# [WHAT IS BEING ASKED]
Identify each line below that contains the word "poprzez", and copy it out.

[Dataset items]
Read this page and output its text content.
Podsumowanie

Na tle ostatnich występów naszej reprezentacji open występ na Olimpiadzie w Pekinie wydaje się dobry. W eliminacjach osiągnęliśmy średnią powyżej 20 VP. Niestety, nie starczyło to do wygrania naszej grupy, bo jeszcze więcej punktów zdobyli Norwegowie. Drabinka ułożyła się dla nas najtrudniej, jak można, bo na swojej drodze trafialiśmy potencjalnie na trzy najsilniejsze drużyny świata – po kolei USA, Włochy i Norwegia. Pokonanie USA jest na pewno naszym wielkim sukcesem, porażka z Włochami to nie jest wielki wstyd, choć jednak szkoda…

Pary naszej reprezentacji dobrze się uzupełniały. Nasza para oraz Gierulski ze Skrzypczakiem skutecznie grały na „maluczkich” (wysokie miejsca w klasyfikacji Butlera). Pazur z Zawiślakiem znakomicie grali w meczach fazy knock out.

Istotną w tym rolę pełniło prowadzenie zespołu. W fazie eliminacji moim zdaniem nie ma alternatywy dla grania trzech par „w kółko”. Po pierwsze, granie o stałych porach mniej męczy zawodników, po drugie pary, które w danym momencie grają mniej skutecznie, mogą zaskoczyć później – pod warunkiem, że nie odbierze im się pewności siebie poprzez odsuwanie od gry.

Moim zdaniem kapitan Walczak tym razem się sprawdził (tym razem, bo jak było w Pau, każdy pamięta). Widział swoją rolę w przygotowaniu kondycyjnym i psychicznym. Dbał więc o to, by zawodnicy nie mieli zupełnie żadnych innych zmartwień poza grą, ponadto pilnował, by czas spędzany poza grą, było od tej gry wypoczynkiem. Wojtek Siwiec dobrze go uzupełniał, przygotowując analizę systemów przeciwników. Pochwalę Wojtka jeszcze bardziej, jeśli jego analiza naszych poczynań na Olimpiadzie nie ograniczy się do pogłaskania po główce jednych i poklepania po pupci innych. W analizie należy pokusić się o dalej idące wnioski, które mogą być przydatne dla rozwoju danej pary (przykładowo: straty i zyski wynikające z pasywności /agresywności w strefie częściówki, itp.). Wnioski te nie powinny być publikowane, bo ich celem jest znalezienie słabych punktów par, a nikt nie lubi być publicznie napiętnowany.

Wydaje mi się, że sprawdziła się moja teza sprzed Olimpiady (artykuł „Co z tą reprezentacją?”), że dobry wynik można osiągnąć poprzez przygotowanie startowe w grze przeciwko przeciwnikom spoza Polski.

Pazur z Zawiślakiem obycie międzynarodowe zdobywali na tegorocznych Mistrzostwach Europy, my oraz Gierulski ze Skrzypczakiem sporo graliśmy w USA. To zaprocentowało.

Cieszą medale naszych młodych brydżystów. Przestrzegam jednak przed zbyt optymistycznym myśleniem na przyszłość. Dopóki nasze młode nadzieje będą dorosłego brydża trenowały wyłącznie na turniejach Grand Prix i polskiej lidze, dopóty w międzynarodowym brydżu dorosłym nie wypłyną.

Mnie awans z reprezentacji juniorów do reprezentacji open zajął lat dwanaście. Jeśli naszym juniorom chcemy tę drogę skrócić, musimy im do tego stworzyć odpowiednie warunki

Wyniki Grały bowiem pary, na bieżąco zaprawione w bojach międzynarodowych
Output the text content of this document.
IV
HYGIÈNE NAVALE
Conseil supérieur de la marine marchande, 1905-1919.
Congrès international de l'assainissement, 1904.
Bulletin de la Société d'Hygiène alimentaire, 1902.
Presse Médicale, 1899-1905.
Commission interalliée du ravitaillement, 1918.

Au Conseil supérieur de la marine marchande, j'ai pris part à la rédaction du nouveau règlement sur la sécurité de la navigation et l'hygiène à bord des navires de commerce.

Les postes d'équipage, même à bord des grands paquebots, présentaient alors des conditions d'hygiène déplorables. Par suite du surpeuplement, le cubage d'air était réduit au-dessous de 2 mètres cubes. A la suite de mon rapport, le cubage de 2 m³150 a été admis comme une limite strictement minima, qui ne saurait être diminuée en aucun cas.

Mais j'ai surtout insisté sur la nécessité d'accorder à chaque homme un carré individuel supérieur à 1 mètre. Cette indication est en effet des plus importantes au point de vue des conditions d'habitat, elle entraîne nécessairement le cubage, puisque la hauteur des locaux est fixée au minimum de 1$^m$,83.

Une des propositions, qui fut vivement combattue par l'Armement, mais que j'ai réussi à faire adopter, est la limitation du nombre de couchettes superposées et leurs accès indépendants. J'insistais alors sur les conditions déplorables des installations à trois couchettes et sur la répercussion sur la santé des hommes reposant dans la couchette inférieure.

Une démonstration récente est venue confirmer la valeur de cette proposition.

# [SOLVED EXERCISE]
Istotną w tym rolę pełniło prowadzenie zespołu. W fazie eliminacji moim zdaniem nie ma alternatywy dla grania trzech par „w kółko”. Po pierwsze, granie o stałych porach mniej męczy zawodników, po drugie pary, które w danym momencie grają mniej skutecznie, mogą zaskoczyć później – pod warunkiem, że nie odbierze im się pewności siebie poprzez odsuwanie od gry.
Wydaje mi się, że sprawdziła się moja teza sprzed Olimpiady (artykuł „Co z tą reprezentacją?”), że dobry wynik można osiągnąć poprzez przygotowanie startowe w grze przeciwko przeciwnikom spoza Polski.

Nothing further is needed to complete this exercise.